Benjamin Peterson wrote:
2012/1/20 Terry Reedy <tjre...@udel.edu>:
Since 'raise' means 're-raise the current error', 'raise as OtherError'
means (clearly to me, anyway) 're-raise the current error as OtherError'.

That doesn't make any sense. You're changing the exception completely
not reraising it.


I expect Terry is referring to the coder's intention, not the actual nuts and bolts of how it is implemented.

def spam():
    try:
        something()
    except HamError:
        raise SpamError

is implemented by catching a HamError and raising a completely different SpamError, but the intention is to "replace the HamError which actually occurred with a more appropriate SpamError".

At least that is *my* intention when I write code like the above, and it appears to be the usual intention in code I've seen that uses that idiom. Typically SpamError is part of the function's API while HamError is not.

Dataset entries
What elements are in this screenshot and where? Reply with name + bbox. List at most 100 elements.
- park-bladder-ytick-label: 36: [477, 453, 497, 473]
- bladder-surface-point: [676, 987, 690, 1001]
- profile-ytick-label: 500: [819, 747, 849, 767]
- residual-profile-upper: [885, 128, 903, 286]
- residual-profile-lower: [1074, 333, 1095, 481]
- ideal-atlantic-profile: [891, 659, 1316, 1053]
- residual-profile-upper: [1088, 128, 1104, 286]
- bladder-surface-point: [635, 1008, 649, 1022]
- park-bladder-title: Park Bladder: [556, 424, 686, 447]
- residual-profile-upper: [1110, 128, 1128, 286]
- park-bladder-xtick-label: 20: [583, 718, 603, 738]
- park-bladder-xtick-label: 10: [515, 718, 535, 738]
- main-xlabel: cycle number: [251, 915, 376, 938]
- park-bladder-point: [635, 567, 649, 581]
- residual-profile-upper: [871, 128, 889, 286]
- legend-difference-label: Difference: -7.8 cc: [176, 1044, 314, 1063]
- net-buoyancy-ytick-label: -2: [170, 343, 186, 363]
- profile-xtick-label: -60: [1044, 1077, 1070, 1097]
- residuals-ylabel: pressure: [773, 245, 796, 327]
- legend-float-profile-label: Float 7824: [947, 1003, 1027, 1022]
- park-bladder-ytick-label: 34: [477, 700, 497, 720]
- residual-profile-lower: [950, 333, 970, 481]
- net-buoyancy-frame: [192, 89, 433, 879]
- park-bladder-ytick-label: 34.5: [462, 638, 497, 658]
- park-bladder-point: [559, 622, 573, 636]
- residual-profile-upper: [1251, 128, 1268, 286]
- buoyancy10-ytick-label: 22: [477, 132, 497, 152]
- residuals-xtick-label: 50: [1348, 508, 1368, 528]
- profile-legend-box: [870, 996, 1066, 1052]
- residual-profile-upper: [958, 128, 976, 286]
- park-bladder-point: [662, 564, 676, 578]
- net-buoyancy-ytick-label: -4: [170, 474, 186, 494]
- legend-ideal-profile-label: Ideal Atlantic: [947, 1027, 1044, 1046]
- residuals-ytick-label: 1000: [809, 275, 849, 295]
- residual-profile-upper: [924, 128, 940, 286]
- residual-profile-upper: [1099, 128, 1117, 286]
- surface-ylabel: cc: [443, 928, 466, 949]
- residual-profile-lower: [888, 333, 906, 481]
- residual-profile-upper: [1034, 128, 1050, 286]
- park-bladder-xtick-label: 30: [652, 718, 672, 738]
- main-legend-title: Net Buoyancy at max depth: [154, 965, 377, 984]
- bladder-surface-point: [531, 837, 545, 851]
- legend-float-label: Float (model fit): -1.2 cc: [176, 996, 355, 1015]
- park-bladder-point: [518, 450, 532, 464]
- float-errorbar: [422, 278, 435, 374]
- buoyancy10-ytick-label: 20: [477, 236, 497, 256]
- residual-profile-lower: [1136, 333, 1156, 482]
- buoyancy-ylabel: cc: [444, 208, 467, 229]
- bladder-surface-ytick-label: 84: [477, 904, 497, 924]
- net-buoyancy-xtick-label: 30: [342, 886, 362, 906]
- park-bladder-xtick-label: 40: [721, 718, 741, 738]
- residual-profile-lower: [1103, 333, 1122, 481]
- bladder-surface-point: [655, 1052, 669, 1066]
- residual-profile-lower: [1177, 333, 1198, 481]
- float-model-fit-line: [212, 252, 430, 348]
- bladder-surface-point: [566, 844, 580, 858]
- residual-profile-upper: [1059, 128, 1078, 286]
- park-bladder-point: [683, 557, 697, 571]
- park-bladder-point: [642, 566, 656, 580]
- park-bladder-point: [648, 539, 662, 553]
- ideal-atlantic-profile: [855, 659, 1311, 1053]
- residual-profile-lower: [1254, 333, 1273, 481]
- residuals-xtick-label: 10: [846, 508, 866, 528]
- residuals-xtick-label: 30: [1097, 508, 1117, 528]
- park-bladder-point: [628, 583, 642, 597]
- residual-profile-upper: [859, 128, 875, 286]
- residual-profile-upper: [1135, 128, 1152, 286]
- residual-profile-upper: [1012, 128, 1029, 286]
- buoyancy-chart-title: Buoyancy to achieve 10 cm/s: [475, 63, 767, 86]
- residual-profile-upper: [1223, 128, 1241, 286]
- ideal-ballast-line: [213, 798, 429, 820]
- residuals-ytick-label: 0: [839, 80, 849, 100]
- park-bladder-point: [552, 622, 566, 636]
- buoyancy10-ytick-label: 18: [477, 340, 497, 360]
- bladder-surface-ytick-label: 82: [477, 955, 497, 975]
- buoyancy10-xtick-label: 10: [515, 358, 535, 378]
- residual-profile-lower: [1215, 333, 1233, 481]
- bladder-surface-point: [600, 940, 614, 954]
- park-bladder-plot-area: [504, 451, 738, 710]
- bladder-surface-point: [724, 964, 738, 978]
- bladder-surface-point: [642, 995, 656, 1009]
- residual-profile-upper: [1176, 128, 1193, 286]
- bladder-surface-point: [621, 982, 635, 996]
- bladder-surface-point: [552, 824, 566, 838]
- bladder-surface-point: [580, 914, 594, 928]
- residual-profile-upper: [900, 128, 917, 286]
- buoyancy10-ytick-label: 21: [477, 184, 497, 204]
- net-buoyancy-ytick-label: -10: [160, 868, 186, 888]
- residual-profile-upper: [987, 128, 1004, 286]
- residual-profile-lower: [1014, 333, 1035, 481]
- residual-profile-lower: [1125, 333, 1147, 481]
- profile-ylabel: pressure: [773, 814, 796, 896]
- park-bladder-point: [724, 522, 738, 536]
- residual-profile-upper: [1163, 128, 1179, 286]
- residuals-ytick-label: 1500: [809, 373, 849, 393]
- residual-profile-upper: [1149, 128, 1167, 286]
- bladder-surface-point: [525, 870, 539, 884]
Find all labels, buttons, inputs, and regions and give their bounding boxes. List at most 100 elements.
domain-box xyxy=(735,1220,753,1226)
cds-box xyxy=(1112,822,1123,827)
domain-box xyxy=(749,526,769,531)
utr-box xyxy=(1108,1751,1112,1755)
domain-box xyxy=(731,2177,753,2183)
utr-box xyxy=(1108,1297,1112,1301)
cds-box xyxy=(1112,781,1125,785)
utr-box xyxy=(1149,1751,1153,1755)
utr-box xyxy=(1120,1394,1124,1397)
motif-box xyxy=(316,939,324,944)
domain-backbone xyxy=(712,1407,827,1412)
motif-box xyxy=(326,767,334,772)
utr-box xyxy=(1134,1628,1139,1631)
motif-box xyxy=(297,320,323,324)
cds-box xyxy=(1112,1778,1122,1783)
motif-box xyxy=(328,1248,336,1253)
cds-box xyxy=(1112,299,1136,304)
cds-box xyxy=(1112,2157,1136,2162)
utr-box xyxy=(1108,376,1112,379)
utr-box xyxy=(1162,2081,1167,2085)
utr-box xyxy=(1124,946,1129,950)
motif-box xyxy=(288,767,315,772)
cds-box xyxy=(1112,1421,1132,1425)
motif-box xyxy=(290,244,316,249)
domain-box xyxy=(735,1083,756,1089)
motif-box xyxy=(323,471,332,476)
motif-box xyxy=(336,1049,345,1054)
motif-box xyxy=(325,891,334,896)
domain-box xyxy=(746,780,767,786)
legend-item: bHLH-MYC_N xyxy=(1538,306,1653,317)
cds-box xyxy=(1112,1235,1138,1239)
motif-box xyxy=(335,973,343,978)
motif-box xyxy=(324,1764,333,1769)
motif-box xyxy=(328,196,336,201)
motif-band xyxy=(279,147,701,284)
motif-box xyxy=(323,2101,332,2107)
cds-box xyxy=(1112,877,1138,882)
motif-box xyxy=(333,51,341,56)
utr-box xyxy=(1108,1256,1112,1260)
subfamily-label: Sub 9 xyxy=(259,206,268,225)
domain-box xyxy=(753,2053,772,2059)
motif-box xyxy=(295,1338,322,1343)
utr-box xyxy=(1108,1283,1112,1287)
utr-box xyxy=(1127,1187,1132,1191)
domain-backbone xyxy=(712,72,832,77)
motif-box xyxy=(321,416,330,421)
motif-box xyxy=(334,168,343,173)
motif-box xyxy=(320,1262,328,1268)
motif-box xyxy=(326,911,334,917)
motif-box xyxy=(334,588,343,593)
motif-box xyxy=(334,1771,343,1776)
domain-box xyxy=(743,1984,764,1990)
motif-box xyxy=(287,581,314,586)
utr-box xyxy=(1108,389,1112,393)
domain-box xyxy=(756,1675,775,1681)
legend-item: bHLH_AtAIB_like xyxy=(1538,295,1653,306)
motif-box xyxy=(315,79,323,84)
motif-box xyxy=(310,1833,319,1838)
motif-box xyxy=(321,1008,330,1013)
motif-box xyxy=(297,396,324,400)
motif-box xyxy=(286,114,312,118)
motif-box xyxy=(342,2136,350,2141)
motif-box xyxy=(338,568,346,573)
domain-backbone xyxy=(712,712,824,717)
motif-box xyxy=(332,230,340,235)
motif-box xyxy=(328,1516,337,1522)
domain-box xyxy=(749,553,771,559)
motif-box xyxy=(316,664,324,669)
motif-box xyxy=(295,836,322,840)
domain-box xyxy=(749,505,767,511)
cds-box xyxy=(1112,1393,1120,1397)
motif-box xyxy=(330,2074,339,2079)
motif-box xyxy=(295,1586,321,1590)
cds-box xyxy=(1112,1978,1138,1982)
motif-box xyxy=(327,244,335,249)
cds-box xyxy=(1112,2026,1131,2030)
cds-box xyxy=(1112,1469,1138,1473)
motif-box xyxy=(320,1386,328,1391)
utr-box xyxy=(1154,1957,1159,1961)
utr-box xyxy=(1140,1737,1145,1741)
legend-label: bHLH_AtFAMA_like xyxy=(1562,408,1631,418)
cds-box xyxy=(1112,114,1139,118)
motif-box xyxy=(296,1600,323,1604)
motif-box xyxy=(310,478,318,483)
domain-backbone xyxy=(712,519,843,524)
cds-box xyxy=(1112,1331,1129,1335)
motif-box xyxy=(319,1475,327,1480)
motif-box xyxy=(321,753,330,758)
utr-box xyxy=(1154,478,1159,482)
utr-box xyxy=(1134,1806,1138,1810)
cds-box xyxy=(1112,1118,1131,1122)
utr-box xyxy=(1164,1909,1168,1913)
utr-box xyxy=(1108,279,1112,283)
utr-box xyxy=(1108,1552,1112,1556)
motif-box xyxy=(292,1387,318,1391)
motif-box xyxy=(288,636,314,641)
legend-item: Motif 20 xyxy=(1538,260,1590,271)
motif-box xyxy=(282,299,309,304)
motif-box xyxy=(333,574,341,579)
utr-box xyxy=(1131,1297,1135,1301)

» **Brief A**:
Rewrite the mailing-list post between "That doesn't make" and "it is implemented.", inclusive, replacing "coder's" with "programmer's".
» **Brief B**:
Which exception class names appear in the mailing-list post?
» **Brief C**:
Can you restate more briefly the paragraph of the mailing-list post that begins "At least that is *my* intention", keeping its main facts?
The dataset entries are separate material from the mailing-list post.

» **Written reply A**:
That doesn't make any sense. You're changing the exception completely
not reraising it.


I expect Terry is referring to the programmer's intention, not the actual nuts and bolts of how it is implemented.

» **Written reply B**:
OtherError, HamError, SpamError

» **Written reply C**:
This replacement is the writer's own intention when writing such code. It also seems to be the usual intention in code the writer has seen that uses the idiom. Typically SpamError belongs to the function's API and HamError does not.